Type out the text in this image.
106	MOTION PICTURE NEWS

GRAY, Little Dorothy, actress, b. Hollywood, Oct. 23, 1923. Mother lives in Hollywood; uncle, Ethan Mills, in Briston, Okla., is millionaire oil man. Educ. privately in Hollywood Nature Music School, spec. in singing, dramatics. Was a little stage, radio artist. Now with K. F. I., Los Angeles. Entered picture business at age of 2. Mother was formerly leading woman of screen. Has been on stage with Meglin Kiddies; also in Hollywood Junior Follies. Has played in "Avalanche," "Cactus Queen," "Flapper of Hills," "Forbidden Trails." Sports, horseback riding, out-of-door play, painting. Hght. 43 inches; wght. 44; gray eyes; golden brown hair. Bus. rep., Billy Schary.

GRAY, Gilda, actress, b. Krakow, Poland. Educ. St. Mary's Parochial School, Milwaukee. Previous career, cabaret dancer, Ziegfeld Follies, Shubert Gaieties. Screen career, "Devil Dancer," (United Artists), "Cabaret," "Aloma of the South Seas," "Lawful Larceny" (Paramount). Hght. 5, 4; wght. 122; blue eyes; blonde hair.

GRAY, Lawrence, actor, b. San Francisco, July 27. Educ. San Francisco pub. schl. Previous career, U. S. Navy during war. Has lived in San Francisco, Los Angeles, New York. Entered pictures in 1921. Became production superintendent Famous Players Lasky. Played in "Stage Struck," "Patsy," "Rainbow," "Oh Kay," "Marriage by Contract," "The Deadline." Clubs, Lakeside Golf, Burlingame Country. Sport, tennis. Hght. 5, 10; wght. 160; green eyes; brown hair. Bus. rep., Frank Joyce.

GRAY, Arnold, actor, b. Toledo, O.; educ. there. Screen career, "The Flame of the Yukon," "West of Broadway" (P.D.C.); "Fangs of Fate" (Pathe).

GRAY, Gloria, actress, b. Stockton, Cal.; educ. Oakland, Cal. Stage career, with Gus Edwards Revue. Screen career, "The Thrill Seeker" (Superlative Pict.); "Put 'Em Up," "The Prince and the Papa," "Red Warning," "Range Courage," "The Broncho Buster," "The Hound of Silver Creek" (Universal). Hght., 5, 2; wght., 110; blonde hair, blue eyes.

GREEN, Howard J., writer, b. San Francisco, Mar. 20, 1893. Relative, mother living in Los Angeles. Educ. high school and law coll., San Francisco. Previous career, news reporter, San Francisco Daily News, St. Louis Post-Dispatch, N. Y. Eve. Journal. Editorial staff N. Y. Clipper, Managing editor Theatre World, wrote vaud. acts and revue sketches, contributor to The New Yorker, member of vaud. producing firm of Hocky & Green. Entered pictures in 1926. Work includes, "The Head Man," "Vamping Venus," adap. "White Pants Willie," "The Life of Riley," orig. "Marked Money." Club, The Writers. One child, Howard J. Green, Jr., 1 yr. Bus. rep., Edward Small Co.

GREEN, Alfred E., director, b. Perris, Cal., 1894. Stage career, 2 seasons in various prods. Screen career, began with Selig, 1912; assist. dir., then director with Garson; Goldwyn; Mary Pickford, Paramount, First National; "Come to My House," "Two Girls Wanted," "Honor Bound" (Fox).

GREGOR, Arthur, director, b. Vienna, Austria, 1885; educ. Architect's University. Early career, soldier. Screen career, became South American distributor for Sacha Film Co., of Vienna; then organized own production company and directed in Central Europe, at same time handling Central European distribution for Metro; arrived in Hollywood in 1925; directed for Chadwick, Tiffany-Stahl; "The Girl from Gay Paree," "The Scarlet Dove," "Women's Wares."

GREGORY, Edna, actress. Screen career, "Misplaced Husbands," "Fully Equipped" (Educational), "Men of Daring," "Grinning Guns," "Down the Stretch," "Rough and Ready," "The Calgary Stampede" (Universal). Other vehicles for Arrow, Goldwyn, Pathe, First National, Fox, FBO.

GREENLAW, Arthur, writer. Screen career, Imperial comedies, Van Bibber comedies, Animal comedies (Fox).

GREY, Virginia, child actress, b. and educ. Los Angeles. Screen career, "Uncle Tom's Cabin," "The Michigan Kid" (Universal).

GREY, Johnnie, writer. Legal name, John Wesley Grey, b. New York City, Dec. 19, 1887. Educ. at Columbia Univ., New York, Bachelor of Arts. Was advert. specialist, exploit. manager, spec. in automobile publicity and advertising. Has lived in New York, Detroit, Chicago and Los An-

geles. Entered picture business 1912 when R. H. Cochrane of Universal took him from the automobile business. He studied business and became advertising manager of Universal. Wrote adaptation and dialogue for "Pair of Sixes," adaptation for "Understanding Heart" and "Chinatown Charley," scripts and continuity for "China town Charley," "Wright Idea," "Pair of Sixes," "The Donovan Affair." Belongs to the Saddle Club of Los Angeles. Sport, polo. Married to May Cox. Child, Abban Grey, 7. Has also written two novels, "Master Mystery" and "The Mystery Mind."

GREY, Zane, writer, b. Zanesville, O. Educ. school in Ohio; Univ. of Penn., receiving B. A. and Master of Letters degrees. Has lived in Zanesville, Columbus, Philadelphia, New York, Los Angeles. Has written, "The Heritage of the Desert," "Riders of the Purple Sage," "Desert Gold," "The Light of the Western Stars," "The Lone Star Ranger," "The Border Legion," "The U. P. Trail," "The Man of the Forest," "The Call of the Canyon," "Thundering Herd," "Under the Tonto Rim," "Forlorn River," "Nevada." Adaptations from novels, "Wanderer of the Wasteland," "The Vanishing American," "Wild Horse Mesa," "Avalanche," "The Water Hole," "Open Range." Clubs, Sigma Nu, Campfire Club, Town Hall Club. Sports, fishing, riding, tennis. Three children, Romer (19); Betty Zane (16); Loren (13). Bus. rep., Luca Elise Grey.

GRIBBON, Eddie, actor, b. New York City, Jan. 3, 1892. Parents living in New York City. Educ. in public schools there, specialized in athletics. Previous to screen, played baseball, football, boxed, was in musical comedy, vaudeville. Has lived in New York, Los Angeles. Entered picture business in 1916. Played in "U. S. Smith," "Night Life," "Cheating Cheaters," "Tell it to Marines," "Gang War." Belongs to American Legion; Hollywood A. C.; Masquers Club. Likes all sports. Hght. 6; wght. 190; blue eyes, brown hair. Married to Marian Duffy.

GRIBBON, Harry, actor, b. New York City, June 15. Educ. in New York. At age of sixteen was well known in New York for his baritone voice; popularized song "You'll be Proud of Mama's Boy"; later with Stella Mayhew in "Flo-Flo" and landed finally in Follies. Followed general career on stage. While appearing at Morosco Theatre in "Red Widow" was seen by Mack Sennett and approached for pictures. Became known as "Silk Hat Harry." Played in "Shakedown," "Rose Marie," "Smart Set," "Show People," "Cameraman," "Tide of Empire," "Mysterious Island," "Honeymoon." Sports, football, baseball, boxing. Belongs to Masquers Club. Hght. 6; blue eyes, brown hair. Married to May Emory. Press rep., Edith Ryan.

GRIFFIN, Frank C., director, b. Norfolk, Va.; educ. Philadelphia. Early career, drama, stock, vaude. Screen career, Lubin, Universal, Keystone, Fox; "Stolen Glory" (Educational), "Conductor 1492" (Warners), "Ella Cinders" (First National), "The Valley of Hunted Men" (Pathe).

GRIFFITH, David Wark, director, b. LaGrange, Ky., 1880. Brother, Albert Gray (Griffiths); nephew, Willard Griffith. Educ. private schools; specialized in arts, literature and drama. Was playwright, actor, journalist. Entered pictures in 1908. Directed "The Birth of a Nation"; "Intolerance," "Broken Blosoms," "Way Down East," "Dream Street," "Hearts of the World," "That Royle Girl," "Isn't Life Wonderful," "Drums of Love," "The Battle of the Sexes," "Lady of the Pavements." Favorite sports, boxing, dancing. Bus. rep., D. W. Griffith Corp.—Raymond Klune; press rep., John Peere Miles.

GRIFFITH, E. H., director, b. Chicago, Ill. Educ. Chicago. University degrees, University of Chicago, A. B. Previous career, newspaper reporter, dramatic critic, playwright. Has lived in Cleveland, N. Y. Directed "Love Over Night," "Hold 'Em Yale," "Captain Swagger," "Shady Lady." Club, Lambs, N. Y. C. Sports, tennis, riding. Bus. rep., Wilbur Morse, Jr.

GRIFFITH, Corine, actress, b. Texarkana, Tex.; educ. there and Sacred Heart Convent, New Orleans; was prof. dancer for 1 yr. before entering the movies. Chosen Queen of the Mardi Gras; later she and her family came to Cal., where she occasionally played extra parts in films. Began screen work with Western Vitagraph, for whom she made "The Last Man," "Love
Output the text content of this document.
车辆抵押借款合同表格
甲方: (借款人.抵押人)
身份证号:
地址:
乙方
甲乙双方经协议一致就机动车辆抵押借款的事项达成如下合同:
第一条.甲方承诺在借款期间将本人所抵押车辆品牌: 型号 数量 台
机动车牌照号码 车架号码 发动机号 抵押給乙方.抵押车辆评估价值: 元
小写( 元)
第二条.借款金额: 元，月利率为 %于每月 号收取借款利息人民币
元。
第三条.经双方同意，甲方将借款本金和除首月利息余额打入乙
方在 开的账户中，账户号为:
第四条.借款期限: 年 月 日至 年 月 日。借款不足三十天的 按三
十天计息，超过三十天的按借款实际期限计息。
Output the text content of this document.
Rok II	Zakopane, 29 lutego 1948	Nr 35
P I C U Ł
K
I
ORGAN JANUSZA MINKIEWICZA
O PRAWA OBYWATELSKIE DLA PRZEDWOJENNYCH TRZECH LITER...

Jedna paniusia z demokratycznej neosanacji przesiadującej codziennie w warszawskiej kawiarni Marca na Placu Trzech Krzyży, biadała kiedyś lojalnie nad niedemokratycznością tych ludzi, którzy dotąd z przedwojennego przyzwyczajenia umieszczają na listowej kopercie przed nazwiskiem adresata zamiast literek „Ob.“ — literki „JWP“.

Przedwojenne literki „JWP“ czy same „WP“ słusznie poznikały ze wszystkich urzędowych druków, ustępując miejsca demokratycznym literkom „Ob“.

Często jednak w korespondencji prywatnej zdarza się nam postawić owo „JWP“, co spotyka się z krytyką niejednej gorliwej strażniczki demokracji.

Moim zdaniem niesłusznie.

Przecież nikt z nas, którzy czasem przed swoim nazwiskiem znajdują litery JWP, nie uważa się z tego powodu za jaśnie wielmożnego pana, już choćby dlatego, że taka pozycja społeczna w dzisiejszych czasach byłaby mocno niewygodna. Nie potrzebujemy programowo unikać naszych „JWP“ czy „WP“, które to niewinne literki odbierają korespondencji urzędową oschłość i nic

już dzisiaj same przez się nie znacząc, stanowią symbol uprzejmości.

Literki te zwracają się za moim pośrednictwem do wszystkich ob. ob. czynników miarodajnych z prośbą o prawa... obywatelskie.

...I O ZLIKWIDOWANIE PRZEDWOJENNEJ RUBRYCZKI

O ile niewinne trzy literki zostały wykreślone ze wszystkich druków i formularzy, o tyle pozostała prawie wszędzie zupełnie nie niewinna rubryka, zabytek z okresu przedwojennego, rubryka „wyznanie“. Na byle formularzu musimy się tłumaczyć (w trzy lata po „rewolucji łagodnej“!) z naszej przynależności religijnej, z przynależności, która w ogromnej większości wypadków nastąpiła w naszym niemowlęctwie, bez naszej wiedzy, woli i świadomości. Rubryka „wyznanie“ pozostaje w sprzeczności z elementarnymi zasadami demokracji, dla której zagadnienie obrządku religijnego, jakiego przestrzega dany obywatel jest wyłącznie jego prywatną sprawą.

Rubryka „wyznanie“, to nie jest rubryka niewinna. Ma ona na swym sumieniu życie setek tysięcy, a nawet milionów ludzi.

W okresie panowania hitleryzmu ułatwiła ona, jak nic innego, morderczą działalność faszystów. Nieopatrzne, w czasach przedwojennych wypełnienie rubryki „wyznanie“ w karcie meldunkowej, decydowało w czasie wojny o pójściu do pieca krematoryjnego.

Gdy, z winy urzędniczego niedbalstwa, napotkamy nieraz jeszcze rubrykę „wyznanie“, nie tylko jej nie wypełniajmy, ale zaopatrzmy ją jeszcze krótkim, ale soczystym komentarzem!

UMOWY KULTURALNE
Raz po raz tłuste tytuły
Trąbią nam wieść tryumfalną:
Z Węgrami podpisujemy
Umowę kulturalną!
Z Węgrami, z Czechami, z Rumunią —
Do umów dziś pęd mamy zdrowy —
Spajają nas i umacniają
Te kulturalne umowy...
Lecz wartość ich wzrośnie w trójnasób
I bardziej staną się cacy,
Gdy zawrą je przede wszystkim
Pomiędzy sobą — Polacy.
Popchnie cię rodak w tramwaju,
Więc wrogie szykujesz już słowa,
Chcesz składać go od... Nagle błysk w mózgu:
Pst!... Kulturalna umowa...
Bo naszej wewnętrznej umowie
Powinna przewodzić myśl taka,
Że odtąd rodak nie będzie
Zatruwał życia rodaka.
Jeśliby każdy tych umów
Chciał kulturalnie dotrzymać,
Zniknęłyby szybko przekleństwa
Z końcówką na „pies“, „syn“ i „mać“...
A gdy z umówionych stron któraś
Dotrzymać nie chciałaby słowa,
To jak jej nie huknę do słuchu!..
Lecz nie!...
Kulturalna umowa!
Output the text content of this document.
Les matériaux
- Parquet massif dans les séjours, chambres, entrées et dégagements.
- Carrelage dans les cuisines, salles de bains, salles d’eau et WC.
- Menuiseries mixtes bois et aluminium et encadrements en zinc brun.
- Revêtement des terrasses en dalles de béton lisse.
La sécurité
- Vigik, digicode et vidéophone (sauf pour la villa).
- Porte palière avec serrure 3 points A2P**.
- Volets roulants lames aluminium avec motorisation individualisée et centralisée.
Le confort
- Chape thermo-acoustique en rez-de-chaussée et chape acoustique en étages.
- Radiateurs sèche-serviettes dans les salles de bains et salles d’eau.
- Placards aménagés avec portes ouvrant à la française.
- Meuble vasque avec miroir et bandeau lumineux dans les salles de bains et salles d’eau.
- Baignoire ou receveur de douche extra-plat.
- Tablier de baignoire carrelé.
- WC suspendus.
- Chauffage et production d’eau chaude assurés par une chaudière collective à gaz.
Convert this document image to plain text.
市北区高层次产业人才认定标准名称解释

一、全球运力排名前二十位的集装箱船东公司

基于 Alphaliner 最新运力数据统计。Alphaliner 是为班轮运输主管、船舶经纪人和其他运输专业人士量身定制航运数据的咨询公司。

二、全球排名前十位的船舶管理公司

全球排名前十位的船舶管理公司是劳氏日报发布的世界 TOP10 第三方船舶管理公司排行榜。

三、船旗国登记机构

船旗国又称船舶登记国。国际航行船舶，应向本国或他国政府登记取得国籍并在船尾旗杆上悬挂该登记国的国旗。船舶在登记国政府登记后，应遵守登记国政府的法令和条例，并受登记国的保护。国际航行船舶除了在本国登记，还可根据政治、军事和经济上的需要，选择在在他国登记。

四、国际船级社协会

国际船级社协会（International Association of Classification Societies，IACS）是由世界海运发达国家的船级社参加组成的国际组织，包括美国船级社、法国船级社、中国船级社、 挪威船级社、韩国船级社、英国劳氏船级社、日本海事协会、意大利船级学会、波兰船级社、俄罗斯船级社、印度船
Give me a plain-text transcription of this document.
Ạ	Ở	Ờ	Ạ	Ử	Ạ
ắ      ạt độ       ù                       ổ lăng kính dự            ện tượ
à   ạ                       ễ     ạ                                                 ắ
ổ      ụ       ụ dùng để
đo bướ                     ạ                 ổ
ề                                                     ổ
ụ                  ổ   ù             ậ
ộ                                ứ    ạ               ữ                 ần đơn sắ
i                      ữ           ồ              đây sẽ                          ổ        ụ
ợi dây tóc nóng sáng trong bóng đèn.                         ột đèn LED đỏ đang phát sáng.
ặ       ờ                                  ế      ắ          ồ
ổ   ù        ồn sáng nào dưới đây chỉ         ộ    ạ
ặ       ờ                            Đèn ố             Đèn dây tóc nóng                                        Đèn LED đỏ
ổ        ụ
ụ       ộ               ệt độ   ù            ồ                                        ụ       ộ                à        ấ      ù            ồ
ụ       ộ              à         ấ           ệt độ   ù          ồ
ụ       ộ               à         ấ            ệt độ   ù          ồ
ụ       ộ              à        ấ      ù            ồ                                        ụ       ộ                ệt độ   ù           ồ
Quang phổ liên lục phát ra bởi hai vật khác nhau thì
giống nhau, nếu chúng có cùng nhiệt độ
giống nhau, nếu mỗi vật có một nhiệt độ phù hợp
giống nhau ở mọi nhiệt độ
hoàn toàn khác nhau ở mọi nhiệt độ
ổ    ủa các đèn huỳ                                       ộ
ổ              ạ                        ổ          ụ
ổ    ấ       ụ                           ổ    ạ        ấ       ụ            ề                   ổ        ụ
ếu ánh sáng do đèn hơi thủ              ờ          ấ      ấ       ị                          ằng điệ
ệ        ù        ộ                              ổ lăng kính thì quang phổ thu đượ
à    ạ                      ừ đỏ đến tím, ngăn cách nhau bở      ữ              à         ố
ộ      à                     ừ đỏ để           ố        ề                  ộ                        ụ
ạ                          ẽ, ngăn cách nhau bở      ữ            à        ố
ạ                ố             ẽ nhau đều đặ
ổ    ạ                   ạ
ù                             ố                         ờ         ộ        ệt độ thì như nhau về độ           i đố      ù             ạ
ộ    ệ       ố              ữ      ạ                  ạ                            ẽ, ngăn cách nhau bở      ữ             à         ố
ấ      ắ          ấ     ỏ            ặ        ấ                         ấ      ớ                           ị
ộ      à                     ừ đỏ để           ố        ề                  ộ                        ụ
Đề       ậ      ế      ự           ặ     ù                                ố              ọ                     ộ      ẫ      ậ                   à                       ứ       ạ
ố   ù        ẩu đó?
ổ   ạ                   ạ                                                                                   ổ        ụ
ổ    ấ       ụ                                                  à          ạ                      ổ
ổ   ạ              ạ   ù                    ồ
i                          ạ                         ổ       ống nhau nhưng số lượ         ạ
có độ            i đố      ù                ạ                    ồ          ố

◇ ◇ ◇ ◇ ◇ ◇ ◇

● EXERCISE OBJECTIVE
Show all lines from the records above where the word "cách" occurs.

● RIGHT ANSWER
à    ạ                      ừ đỏ đến tím, ngăn cách nhau bở      ữ              à         ố
ạ                          ẽ, ngăn cách nhau bở      ữ            à        ố
ộ    ệ       ố              ữ      ạ                  ạ                            ẽ, ngăn cách nhau bở      ữ             à         ố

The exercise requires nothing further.